'''

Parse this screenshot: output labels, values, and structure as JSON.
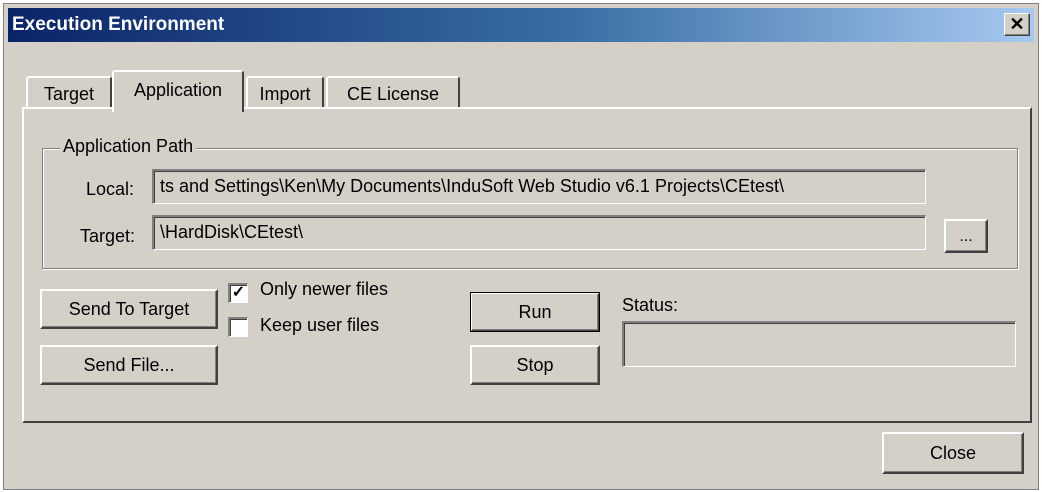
{
  "window": {
    "title": "Execution Environment",
    "close_glyph": "✕"
  },
  "tabs": [
    {
      "label": "Target",
      "active": false
    },
    {
      "label": "Application",
      "active": true
    },
    {
      "label": "Import",
      "active": false
    },
    {
      "label": "CE License",
      "active": false
    }
  ],
  "application_path": {
    "group_label": "Application Path",
    "local_label": "Local:",
    "local_value": "ts and Settings\\Ken\\My Documents\\InduSoft Web Studio v6.1 Projects\\CEtest\\",
    "target_label": "Target:",
    "target_value": "\\HardDisk\\CEtest\\",
    "browse_label": "..."
  },
  "actions": {
    "send_to_target": "Send To Target",
    "send_file": "Send File...",
    "only_newer_files": {
      "label": "Only newer files",
      "checked": true,
      "mark": "✓"
    },
    "keep_user_files": {
      "label": "Keep user files",
      "checked": false
    },
    "run": "Run",
    "stop": "Stop",
    "status_label": "Status:",
    "status_value": ""
  },
  "footer": {
    "close": "Close"
  },
  "colors": {
    "face": "#d4d0c8",
    "title_start": "#0a246a",
    "title_end": "#a6caf0"
  }
}
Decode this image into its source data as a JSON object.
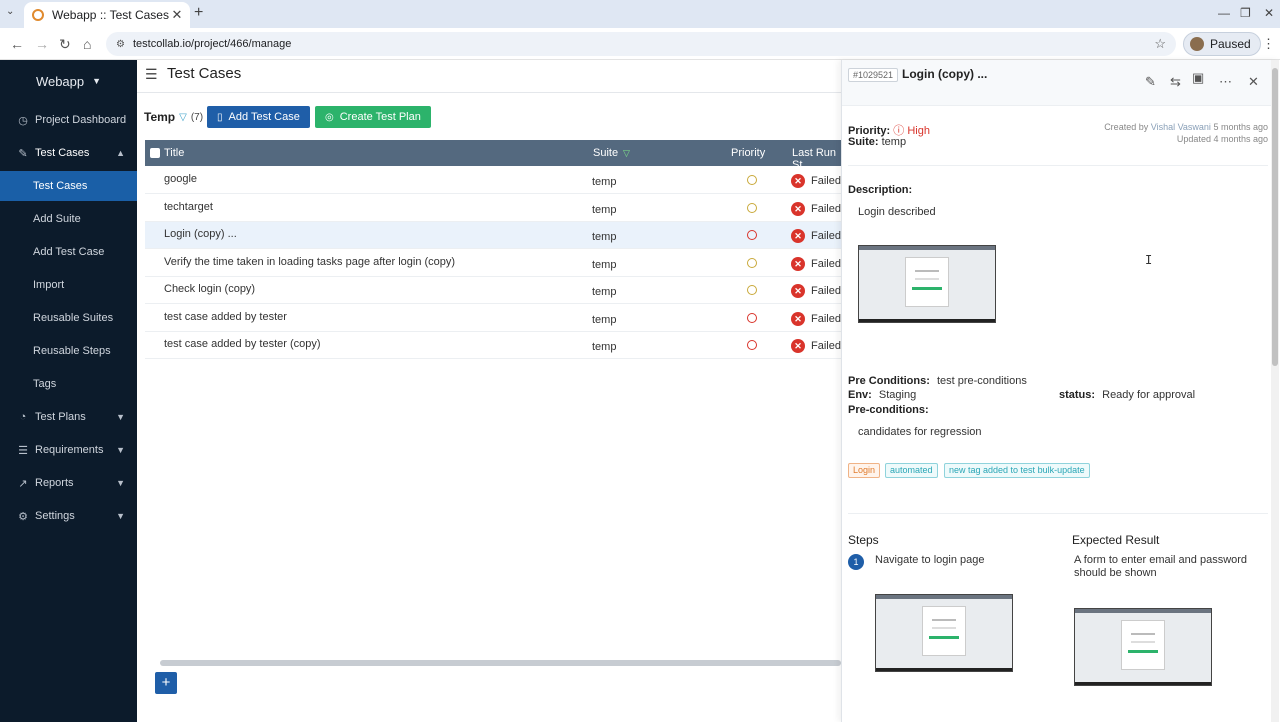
{
  "browser": {
    "tab_title": "Webapp :: Test Cases",
    "url": "testcollab.io/project/466/manage",
    "profile_label": "Paused"
  },
  "sidebar": {
    "brand": "Webapp",
    "items": [
      {
        "label": "Project Dashboard",
        "icon": "dashboard-icon"
      },
      {
        "label": "Test Cases",
        "icon": "edit-icon"
      },
      {
        "label": "Test Cases"
      },
      {
        "label": "Add Suite"
      },
      {
        "label": "Add Test Case"
      },
      {
        "label": "Import"
      },
      {
        "label": "Reusable Suites"
      },
      {
        "label": "Reusable Steps"
      },
      {
        "label": "Tags"
      },
      {
        "label": "Test Plans",
        "icon": "clock-icon"
      },
      {
        "label": "Requirements",
        "icon": "list-icon"
      },
      {
        "label": "Reports",
        "icon": "chart-icon"
      },
      {
        "label": "Settings",
        "icon": "gear-icon"
      }
    ]
  },
  "main": {
    "title": "Test Cases",
    "suite_name": "Temp",
    "suite_count": "(7)",
    "add_button": "Add Test Case",
    "plan_button": "Create Test Plan",
    "columns": {
      "title": "Title",
      "suite": "Suite",
      "priority": "Priority",
      "last_run": "Last Run St"
    },
    "rows": [
      {
        "title": "google",
        "suite": "temp",
        "priority": "normal",
        "status": "Failed"
      },
      {
        "title": "techtarget",
        "suite": "temp",
        "priority": "normal",
        "status": "Failed"
      },
      {
        "title": "Login (copy) ...",
        "suite": "temp",
        "priority": "high",
        "status": "Failed"
      },
      {
        "title": "Verify the time taken in loading tasks page after login (copy)",
        "suite": "temp",
        "priority": "normal",
        "status": "Failed"
      },
      {
        "title": "Check login (copy)",
        "suite": "temp",
        "priority": "normal",
        "status": "Failed"
      },
      {
        "title": "test case added by tester",
        "suite": "temp",
        "priority": "high",
        "status": "Failed"
      },
      {
        "title": "test case added by tester (copy)",
        "suite": "temp",
        "priority": "high",
        "status": "Failed"
      }
    ]
  },
  "panel": {
    "id": "#1029521",
    "title": "Login (copy) ...",
    "priority_label": "Priority:",
    "priority_value": "High",
    "suite_label": "Suite:",
    "suite_value": "temp",
    "created_prefix": "Created by",
    "created_by": "Vishal Vaswani",
    "created_ago": "5 months ago",
    "updated": "Updated 4 months ago",
    "description_label": "Description:",
    "description": "Login described",
    "preconditions_label": "Pre Conditions:",
    "preconditions_value": "test pre-conditions",
    "env_label": "Env:",
    "env_value": "Staging",
    "status_label": "status:",
    "status_value": "Ready for approval",
    "preconditions2_label": "Pre-conditions:",
    "preconditions2_value": "candidates for regression",
    "tags": [
      "Login",
      "automated",
      "new tag added to test bulk-update"
    ],
    "steps_header": "Steps",
    "expected_header": "Expected Result",
    "steps": [
      {
        "num": "1",
        "step": "Navigate to login page",
        "expected": "A form to enter email and password should be shown"
      }
    ]
  }
}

'''

SET PROBLEM: Pick out and copy the lines of the entries that hold the string "Webapp".

SOLVED EXERCISE:
    "tab_title": "Webapp :: Test Cases",
    "brand": "Webapp",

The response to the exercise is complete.